Task to complete →
Please reproduce the listing lines starting with the line with "table-row: Other income / expenses -85" and going on through the line with "table-cell: 923 bbox=[660, 493, 681, 508]", changing every "table-cell" to "value-cell" and leaving all else as it stands.

Layout annotation listing
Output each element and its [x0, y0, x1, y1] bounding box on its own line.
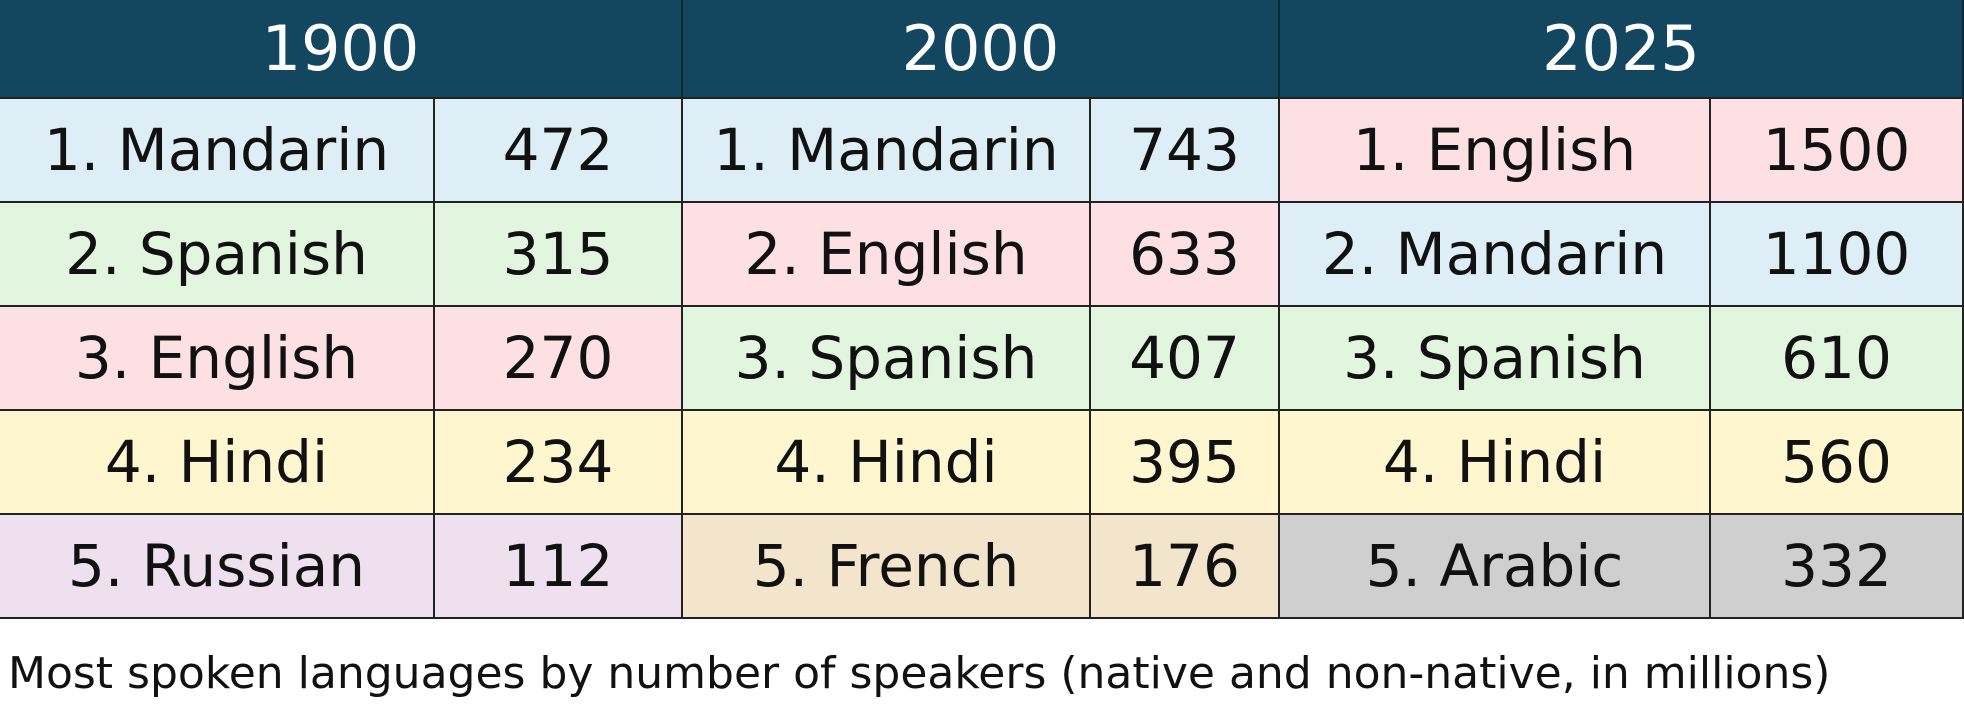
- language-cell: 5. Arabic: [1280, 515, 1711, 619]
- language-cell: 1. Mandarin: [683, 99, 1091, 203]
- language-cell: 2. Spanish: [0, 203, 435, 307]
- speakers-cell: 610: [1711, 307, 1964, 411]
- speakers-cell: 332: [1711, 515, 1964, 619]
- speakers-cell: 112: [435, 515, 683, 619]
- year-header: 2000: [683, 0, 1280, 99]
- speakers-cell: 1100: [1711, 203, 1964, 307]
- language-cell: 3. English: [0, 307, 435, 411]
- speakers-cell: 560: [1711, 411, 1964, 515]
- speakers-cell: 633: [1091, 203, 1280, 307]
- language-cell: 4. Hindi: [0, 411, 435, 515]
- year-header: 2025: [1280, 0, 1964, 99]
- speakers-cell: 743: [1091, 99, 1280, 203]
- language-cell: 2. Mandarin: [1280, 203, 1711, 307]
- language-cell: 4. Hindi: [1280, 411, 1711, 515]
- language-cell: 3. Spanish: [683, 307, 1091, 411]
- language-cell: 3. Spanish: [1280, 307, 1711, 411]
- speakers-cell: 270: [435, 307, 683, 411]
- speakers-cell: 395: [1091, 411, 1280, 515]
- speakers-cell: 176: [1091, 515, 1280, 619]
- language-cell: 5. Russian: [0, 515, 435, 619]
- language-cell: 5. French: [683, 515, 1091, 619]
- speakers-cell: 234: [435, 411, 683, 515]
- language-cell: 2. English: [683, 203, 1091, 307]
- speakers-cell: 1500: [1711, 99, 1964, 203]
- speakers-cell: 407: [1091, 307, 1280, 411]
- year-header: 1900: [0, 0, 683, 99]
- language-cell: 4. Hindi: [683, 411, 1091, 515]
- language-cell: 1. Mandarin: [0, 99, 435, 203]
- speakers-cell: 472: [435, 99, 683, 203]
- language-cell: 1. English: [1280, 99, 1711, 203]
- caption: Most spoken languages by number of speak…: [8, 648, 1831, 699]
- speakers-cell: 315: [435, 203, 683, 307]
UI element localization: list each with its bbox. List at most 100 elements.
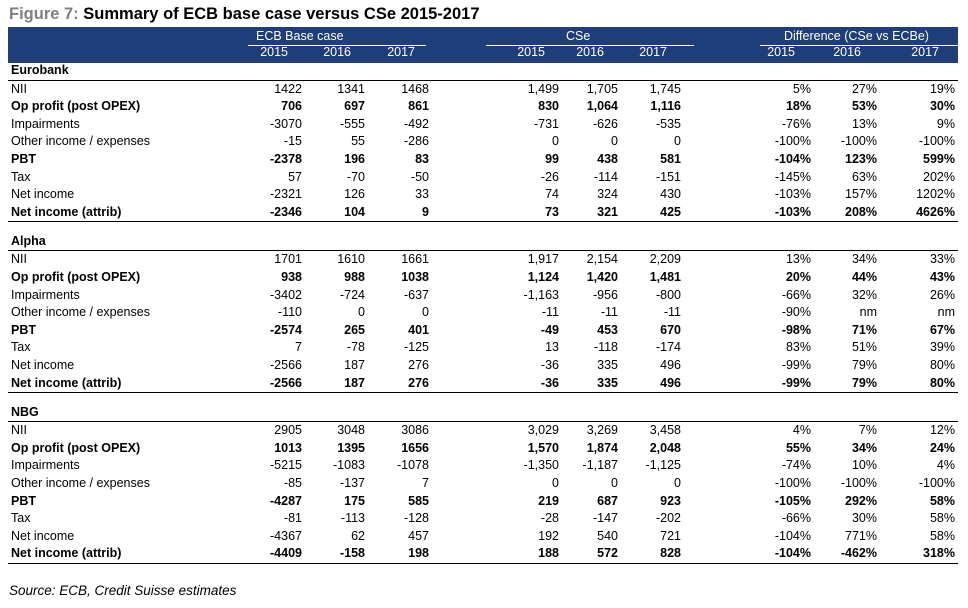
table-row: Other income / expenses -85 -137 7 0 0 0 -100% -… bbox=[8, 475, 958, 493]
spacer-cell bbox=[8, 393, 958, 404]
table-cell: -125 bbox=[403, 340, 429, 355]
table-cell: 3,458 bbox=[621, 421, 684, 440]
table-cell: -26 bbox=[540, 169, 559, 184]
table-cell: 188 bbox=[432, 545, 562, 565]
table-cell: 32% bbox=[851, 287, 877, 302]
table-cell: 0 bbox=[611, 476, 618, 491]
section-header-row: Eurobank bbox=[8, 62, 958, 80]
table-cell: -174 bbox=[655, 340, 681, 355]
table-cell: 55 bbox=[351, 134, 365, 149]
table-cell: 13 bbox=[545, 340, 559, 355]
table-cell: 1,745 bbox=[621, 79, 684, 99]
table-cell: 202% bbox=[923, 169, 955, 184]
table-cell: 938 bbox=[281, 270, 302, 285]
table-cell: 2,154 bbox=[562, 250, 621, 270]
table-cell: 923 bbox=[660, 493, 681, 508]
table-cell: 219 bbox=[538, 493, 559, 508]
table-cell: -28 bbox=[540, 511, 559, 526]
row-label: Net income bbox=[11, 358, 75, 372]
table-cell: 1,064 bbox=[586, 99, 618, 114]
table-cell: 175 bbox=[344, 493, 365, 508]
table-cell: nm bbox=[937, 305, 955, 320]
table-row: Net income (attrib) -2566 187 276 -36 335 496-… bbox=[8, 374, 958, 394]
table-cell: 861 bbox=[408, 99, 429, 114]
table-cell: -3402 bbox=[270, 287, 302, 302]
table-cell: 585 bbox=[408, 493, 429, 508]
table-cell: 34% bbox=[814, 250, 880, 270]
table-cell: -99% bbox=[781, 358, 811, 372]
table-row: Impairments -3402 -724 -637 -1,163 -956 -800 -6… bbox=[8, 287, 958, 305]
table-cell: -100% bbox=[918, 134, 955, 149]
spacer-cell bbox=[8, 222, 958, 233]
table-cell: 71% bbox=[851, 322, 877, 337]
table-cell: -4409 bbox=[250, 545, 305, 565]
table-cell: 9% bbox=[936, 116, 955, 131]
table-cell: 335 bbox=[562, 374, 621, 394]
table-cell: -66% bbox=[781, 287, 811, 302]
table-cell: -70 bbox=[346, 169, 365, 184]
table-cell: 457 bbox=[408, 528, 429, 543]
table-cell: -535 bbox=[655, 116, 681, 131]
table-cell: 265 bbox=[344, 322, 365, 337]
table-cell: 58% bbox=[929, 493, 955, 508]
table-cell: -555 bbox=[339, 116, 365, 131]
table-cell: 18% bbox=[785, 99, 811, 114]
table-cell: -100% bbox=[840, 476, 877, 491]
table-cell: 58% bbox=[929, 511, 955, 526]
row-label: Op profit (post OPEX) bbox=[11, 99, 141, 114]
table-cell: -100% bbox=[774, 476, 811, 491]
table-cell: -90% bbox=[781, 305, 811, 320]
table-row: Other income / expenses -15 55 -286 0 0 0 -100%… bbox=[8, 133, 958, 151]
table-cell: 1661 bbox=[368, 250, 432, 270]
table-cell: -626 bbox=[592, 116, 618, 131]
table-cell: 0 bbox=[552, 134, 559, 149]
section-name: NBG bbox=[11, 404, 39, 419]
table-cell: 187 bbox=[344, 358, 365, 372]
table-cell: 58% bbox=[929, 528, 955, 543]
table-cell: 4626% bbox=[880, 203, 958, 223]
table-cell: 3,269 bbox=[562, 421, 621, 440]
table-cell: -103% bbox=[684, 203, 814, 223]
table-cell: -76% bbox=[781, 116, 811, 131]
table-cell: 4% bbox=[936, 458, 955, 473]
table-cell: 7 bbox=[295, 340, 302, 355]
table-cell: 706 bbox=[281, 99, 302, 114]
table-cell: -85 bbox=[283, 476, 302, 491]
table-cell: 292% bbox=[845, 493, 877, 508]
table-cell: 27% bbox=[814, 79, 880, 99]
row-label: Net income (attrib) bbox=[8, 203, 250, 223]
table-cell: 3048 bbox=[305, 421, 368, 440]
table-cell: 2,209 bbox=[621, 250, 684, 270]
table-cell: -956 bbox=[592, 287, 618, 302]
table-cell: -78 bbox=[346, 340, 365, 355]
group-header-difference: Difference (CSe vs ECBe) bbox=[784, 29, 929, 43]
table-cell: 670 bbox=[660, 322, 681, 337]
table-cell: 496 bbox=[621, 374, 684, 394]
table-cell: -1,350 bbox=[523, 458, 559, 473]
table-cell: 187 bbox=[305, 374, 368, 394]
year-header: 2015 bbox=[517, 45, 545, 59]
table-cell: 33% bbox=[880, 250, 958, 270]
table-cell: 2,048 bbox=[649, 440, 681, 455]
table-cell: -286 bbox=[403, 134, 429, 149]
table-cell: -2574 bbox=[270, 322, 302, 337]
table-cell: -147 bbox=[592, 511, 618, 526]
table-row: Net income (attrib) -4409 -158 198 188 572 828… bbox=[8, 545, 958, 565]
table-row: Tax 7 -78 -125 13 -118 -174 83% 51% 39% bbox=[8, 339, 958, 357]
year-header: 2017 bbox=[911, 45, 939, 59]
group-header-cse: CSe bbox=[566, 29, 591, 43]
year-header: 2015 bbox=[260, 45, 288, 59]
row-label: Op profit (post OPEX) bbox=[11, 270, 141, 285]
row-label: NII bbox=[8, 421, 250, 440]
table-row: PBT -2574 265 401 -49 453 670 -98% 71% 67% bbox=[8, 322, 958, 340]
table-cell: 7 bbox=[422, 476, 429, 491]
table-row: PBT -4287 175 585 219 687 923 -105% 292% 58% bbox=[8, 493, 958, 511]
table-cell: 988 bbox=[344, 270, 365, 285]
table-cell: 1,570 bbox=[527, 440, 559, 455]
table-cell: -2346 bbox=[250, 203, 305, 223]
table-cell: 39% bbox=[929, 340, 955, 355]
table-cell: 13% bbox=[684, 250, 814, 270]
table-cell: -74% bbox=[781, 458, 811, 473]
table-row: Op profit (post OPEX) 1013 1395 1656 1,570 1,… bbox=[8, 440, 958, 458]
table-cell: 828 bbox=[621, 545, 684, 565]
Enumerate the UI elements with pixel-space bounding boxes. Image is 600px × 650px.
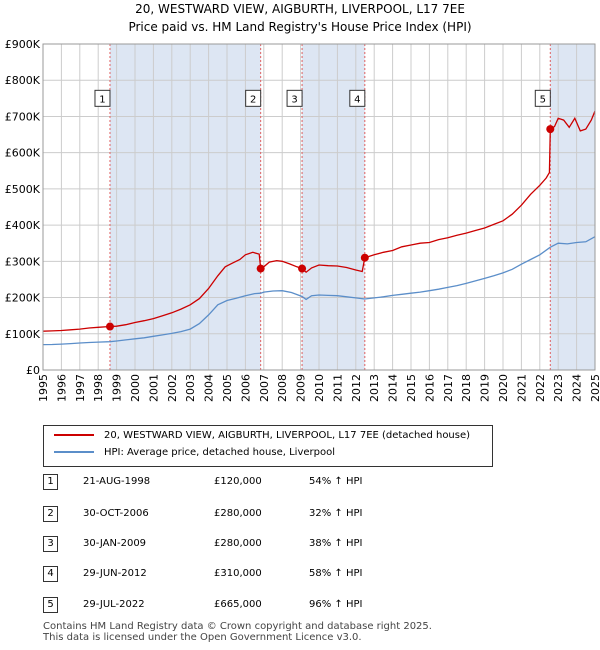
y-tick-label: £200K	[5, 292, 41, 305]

Completed task →
table-row: Other income / expenses -85 -137 7 0 0 0 -100% -… bbox=[8, 475, 958, 493]
spacer-cell bbox=[8, 393, 958, 404]
value-cell: -125 bbox=[403, 340, 429, 355]
value-cell: 3,458 bbox=[621, 421, 684, 440]
value-cell: -26 bbox=[540, 169, 559, 184]
value-cell: 188 bbox=[432, 545, 562, 565]
value-cell: 32% bbox=[851, 287, 877, 302]
value-cell: 0 bbox=[611, 476, 618, 491]
section-header-row: Eurobank bbox=[8, 62, 958, 80]
value-cell: -174 bbox=[655, 340, 681, 355]
value-cell: 55 bbox=[351, 134, 365, 149]
value-cell: 13 bbox=[545, 340, 559, 355]
value-cell: 1,745 bbox=[621, 79, 684, 99]
value-cell: 202% bbox=[923, 169, 955, 184]
value-cell: 938 bbox=[281, 270, 302, 285]
value-cell: 2,154 bbox=[562, 250, 621, 270]
value-cell: 923 bbox=[660, 493, 681, 508]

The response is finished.